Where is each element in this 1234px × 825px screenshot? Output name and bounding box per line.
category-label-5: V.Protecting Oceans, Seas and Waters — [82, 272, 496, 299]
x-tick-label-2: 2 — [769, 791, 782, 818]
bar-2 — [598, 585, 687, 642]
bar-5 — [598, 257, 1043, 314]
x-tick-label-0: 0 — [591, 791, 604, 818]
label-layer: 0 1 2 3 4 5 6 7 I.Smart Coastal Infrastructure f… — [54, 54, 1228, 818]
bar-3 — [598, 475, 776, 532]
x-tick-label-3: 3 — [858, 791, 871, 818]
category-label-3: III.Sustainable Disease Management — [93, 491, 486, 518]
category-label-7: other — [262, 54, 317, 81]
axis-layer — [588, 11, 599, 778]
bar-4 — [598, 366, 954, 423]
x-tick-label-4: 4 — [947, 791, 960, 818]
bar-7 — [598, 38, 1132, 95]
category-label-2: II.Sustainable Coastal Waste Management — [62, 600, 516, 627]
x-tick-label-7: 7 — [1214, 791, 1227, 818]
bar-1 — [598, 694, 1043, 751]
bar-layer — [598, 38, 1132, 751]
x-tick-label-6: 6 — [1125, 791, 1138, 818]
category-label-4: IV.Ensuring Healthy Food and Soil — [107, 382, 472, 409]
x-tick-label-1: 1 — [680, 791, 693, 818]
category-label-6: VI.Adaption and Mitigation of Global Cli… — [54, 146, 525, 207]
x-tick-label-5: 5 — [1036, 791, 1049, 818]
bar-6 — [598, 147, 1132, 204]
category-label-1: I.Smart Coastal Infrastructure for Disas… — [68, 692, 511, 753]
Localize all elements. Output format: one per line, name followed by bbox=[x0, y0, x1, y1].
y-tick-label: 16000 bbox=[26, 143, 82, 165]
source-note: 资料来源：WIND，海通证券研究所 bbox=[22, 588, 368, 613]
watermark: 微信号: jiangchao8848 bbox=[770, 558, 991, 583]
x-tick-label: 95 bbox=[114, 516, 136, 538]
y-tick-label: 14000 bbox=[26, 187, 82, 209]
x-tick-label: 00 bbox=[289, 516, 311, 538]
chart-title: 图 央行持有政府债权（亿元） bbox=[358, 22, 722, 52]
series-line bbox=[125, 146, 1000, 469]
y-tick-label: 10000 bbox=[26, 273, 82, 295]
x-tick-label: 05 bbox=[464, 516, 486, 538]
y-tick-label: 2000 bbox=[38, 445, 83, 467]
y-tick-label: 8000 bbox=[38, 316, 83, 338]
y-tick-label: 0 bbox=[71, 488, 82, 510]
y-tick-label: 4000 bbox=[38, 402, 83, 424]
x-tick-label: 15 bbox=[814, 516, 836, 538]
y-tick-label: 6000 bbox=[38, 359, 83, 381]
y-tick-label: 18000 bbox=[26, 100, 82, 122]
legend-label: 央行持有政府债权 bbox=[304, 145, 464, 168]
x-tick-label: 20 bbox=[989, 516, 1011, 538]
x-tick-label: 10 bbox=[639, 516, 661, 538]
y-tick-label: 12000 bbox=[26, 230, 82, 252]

__Problem statement__. Reproduce the listing word for word, from its first line through the line containing "x-tick-label: 95 bbox=[114, 516, 136, 538]", with that line included.

__Result below__.
Where is each element in this 1234px × 825px screenshot? Output name and bounding box per line.
category-label-5: V.Protecting Oceans, Seas and Waters — [82, 272, 496, 299]
x-tick-label-2: 2 — [769, 791, 782, 818]
bar-2 — [598, 585, 687, 642]
bar-5 — [598, 257, 1043, 314]
x-tick-label-0: 0 — [591, 791, 604, 818]
label-layer: 0 1 2 3 4 5 6 7 I.Smart Coastal Infrastructure f… — [54, 54, 1228, 818]
bar-3 — [598, 475, 776, 532]
x-tick-label-3: 3 — [858, 791, 871, 818]
category-label-3: III.Sustainable Disease Management — [93, 491, 486, 518]
category-label-7: other — [262, 54, 317, 81]
axis-layer — [588, 11, 599, 778]
bar-4 — [598, 366, 954, 423]
x-tick-label-4: 4 — [947, 791, 960, 818]
bar-7 — [598, 38, 1132, 95]
category-label-2: II.Sustainable Coastal Waste Management — [62, 600, 516, 627]
x-tick-label-7: 7 — [1214, 791, 1227, 818]
bar-1 — [598, 694, 1043, 751]
bar-layer — [598, 38, 1132, 751]
x-tick-label-6: 6 — [1125, 791, 1138, 818]
category-label-4: IV.Ensuring Healthy Food and Soil — [107, 382, 472, 409]
x-tick-label-1: 1 — [680, 791, 693, 818]
category-label-6: VI.Adaption and Mitigation of Global Cli… — [54, 146, 525, 207]
x-tick-label-5: 5 — [1036, 791, 1049, 818]
bar-6 — [598, 147, 1132, 204]
category-label-1: I.Smart Coastal Infrastructure for Disas… — [68, 692, 511, 753]
Localize all elements. Output format: one per line, name followed by bbox=[x0, y0, x1, y1].
y-tick-label: 16000 bbox=[26, 143, 82, 165]
source-note: 资料来源：WIND，海通证券研究所 bbox=[22, 588, 368, 613]
watermark: 微信号: jiangchao8848 bbox=[770, 558, 991, 583]
x-tick-label: 95 bbox=[114, 516, 136, 538]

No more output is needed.